▶ _What the exercise asks_:
Below are the entries; count the lines in them that contain the word "dolorspo" and give only the number.

════

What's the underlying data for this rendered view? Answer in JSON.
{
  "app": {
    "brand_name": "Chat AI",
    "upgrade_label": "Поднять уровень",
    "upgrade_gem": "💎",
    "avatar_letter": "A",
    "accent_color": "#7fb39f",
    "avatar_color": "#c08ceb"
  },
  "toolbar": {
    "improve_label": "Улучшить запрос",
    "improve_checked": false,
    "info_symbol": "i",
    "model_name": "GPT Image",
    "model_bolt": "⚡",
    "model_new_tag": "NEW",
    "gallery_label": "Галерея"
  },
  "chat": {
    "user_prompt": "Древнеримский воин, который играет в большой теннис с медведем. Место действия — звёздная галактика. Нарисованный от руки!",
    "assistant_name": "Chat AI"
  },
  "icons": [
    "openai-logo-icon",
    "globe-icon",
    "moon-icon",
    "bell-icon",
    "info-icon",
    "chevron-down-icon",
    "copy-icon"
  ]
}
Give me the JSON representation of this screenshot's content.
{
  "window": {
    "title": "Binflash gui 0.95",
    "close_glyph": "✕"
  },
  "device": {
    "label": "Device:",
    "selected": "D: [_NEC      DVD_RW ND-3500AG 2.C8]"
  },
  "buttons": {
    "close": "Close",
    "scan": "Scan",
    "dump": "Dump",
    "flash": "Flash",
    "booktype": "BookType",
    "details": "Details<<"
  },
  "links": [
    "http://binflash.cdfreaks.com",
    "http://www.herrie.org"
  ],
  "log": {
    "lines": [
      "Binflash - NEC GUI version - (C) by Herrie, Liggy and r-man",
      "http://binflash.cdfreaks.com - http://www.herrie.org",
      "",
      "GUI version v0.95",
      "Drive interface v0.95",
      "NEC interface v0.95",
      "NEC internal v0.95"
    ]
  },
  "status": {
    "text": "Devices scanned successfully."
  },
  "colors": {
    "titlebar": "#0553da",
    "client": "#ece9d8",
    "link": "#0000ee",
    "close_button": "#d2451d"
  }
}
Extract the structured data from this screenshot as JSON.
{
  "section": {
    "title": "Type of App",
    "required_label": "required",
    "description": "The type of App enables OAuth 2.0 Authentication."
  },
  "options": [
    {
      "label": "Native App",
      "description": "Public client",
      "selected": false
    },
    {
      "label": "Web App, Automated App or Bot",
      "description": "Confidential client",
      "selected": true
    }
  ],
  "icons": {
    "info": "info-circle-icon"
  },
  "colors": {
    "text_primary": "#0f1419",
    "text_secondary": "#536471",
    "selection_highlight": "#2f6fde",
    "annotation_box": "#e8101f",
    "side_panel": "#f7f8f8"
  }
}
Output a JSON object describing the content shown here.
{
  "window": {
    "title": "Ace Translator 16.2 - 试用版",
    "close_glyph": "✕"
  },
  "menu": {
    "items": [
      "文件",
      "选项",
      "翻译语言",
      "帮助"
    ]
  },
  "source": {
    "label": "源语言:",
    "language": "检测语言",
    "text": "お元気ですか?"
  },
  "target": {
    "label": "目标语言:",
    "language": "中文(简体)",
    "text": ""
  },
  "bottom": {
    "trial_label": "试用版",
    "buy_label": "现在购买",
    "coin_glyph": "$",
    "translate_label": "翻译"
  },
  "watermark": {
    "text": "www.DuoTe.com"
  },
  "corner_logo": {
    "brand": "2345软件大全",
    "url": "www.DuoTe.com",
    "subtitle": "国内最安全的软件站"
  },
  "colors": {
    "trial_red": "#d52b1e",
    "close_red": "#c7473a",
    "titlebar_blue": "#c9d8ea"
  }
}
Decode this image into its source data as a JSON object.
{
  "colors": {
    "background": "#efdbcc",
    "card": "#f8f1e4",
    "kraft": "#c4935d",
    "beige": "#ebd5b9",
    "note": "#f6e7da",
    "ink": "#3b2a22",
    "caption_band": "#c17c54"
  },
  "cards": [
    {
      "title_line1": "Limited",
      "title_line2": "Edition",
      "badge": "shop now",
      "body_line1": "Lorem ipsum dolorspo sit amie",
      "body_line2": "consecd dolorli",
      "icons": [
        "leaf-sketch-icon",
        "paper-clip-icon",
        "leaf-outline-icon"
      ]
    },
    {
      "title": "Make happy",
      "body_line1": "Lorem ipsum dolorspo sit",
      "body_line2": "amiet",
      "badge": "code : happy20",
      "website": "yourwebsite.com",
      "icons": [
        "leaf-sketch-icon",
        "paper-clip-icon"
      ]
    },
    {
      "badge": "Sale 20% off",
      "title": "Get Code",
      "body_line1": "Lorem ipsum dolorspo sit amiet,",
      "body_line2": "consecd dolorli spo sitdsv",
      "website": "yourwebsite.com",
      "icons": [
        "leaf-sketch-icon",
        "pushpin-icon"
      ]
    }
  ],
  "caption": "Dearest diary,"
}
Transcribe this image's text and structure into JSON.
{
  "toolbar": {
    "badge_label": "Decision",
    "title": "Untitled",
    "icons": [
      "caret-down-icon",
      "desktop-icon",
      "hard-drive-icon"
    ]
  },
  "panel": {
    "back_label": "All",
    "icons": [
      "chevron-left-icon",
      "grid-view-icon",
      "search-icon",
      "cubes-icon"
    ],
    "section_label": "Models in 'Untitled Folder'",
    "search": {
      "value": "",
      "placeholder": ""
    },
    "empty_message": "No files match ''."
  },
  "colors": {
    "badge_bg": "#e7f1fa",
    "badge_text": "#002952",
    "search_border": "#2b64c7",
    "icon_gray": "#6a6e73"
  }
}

════

▶ _Exercise answer_:
3